>> Start INPUT DATA

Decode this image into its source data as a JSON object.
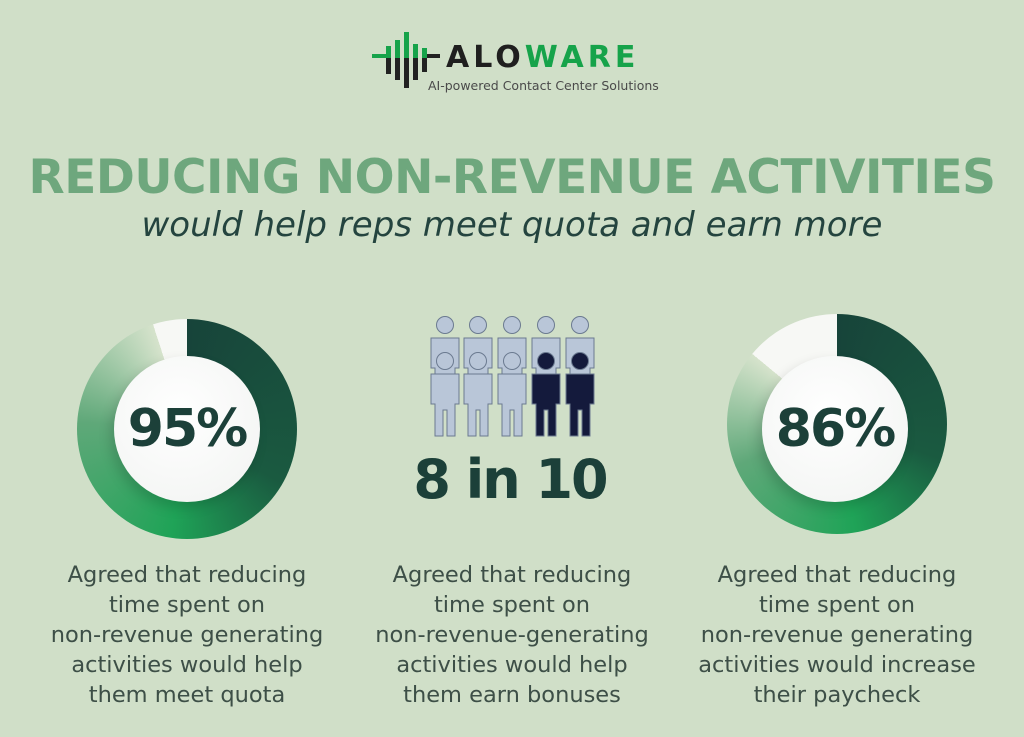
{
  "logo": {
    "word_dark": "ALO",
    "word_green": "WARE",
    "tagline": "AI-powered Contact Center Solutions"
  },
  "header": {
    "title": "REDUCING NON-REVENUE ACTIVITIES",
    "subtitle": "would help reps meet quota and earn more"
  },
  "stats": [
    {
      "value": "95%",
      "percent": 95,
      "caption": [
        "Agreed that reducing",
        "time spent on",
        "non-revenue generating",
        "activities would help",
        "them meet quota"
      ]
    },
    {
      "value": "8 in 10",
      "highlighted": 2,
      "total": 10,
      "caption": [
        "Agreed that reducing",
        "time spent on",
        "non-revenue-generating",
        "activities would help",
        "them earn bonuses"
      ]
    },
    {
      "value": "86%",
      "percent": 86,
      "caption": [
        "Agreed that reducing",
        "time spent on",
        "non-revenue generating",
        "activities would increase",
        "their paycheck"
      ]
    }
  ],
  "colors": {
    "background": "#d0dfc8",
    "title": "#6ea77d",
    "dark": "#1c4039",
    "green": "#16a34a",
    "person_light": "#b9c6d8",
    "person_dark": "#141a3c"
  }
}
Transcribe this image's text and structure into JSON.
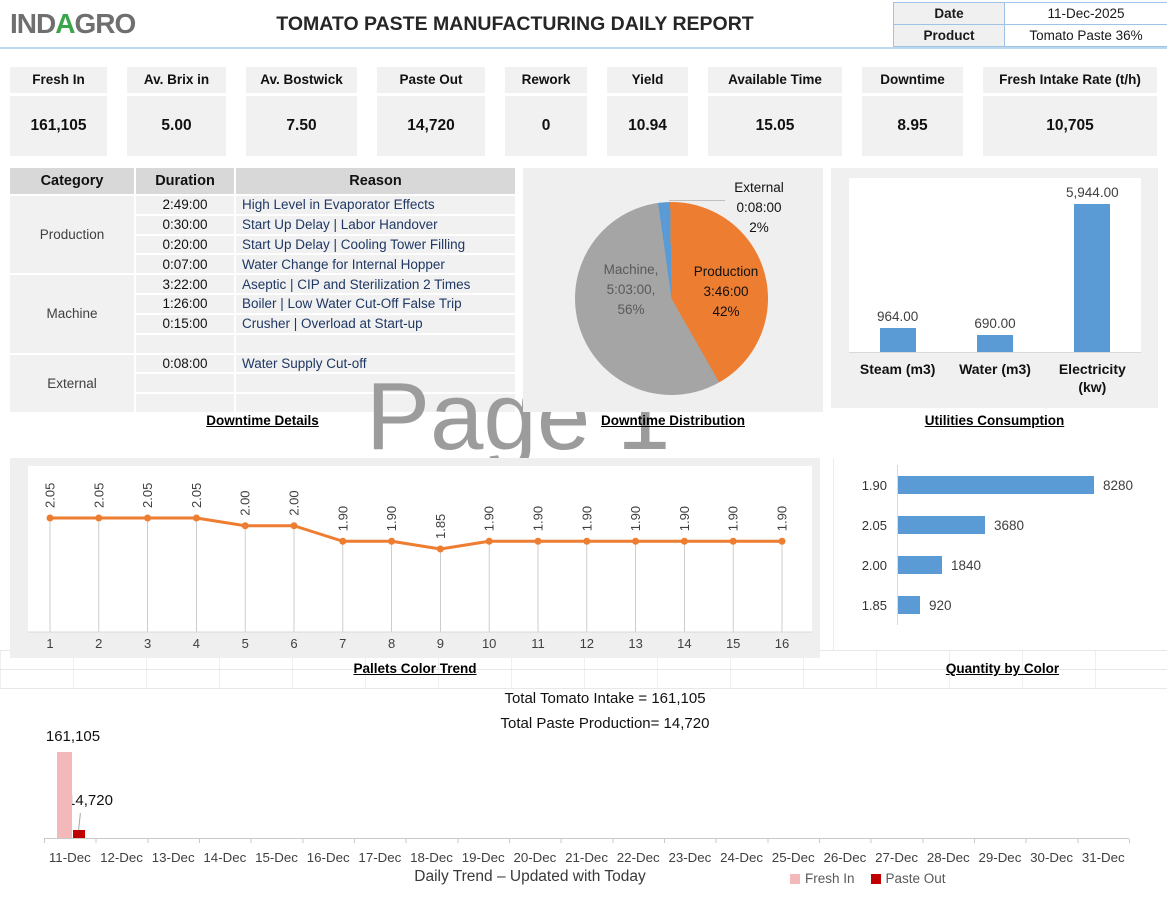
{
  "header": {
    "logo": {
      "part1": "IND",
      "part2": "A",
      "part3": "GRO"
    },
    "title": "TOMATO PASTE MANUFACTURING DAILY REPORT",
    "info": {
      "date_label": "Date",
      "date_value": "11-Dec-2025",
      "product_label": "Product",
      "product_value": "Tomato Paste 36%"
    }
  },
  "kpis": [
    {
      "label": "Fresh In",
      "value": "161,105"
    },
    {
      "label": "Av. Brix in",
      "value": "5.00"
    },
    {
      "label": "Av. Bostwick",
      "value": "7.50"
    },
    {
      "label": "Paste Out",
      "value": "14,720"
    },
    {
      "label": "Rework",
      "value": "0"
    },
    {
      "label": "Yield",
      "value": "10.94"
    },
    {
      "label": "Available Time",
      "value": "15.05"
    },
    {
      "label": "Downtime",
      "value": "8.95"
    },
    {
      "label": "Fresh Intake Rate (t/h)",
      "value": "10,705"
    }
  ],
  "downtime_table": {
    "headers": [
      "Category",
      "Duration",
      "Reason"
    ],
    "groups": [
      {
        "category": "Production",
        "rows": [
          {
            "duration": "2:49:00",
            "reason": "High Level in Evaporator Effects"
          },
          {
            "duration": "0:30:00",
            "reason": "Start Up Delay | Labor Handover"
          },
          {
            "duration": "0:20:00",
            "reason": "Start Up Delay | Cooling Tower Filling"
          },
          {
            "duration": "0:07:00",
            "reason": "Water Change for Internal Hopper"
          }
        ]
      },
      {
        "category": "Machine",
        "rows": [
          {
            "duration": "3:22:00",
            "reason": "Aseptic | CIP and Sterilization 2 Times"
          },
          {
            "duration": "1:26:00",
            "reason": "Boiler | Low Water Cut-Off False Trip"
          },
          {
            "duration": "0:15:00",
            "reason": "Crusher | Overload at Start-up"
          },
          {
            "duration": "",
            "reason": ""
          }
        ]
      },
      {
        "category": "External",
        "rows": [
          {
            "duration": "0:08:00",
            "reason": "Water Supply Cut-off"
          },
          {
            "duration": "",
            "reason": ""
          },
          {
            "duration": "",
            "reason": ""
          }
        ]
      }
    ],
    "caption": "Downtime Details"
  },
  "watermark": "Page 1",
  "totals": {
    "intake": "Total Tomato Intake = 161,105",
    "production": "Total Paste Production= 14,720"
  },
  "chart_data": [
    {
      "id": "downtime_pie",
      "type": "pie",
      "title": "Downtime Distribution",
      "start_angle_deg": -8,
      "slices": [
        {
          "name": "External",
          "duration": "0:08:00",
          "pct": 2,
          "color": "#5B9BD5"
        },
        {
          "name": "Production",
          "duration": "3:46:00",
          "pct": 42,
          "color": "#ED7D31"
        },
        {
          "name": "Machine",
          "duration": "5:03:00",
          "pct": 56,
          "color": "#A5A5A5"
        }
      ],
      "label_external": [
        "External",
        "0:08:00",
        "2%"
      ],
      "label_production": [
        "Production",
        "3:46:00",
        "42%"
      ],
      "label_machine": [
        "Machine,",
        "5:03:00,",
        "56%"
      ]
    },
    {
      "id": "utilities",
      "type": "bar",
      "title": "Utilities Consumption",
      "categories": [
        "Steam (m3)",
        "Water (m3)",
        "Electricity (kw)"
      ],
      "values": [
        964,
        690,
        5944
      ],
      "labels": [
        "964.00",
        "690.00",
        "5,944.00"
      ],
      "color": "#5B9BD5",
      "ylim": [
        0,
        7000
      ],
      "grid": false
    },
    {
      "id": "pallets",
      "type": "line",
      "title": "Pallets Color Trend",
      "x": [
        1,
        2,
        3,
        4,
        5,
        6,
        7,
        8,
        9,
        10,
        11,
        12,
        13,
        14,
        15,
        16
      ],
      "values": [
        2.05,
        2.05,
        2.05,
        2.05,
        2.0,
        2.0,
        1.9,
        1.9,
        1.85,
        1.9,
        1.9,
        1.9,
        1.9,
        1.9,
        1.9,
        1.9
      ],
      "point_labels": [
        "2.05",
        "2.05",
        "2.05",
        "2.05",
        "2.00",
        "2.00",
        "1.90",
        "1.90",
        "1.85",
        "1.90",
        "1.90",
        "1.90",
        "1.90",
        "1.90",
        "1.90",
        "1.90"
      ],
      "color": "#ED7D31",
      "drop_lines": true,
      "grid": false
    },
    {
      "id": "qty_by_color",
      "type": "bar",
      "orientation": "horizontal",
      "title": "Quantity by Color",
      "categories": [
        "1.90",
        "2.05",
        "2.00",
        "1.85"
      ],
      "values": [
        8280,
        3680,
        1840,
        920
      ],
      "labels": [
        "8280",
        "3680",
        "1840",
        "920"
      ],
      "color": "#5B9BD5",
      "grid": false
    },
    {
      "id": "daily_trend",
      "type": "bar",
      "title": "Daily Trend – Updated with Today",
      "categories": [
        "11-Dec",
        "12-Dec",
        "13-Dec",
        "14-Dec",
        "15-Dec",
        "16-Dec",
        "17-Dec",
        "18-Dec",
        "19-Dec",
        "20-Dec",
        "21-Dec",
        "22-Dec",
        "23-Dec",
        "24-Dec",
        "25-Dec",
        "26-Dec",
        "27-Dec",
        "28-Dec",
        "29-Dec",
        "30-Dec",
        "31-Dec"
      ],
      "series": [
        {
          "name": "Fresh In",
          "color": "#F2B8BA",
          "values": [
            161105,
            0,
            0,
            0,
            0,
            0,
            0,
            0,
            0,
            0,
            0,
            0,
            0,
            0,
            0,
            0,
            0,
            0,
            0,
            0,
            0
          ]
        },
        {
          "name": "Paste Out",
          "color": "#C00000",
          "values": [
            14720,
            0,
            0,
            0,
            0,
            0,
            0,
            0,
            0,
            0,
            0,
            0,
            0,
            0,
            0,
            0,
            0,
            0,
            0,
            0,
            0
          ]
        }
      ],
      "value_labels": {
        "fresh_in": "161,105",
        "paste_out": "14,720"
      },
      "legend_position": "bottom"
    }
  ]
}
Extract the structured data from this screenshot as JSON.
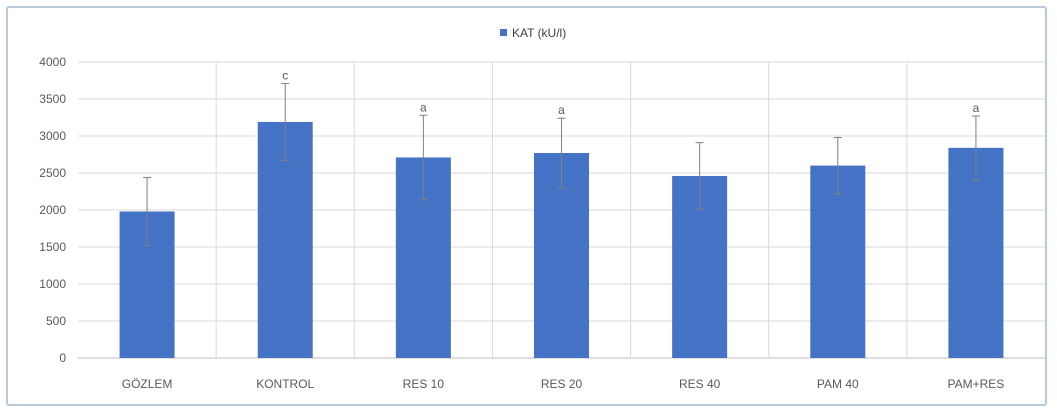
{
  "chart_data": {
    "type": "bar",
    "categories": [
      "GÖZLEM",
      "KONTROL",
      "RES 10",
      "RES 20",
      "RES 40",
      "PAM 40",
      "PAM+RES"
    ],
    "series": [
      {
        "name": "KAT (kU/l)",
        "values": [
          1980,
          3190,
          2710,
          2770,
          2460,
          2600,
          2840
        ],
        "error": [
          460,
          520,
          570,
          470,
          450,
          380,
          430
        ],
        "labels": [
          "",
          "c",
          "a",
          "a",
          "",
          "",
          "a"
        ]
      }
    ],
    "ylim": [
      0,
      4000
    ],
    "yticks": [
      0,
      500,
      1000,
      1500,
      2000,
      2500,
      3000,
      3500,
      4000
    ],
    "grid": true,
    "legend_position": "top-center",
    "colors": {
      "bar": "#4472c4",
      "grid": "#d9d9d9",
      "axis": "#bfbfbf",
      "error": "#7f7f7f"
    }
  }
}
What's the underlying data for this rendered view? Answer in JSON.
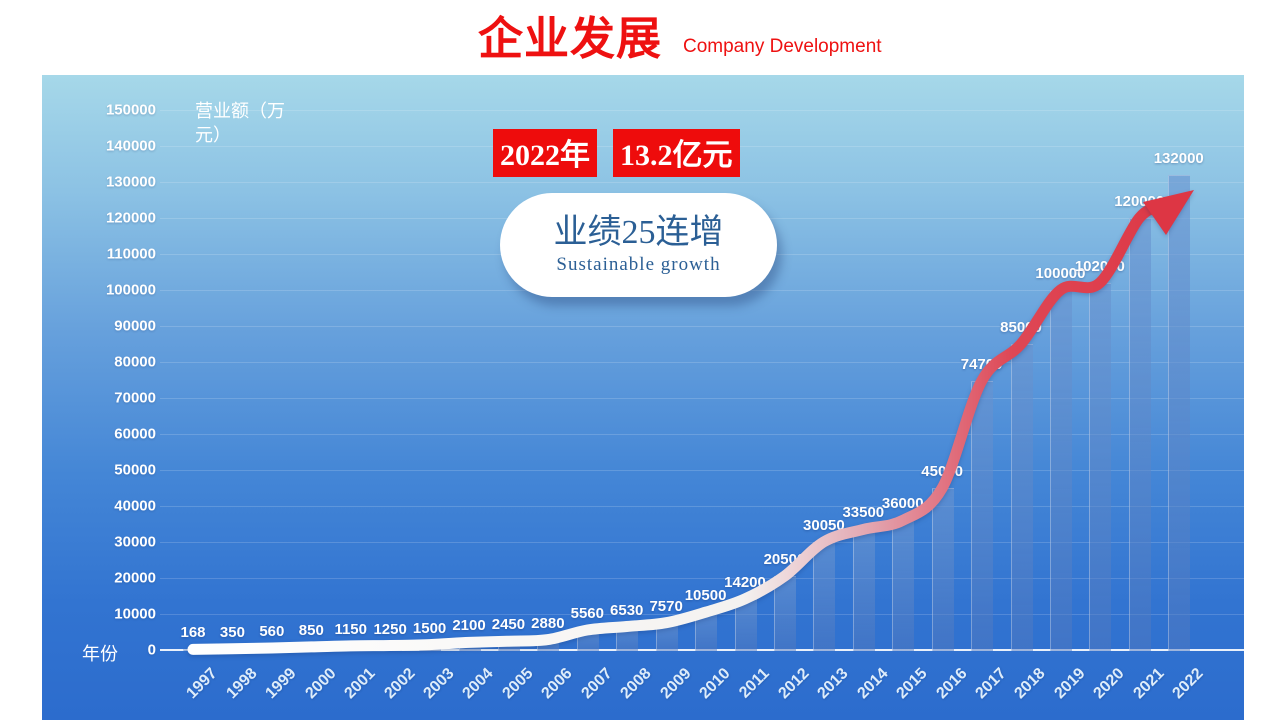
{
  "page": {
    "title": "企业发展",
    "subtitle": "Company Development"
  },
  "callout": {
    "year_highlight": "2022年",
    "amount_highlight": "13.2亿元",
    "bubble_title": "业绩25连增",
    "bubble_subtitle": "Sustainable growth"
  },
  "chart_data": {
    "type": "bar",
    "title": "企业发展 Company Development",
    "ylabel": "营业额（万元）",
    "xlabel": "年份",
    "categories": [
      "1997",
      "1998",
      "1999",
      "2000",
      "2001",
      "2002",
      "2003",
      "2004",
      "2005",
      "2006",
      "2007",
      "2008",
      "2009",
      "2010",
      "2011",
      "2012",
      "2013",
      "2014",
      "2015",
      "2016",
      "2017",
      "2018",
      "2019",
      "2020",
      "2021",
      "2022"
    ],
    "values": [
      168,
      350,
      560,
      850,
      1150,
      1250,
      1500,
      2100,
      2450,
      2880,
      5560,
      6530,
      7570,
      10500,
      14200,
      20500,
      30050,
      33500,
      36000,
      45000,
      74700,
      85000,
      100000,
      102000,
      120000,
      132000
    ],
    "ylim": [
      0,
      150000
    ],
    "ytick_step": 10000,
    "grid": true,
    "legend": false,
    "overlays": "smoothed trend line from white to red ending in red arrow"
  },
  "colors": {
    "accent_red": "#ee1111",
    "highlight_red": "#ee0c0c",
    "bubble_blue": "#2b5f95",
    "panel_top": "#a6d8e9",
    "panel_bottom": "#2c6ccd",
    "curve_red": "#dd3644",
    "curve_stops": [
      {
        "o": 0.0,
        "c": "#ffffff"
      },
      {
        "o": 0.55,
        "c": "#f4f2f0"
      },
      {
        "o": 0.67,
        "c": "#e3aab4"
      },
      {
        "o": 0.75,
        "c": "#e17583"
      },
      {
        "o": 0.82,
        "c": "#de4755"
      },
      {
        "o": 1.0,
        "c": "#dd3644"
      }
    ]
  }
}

>> End INPUT DATA

Lines that include the word "image" are to be extracted from the data above.

Decode this image into its source data as a JSON object.
Transcribe this image's text and structure into JSON.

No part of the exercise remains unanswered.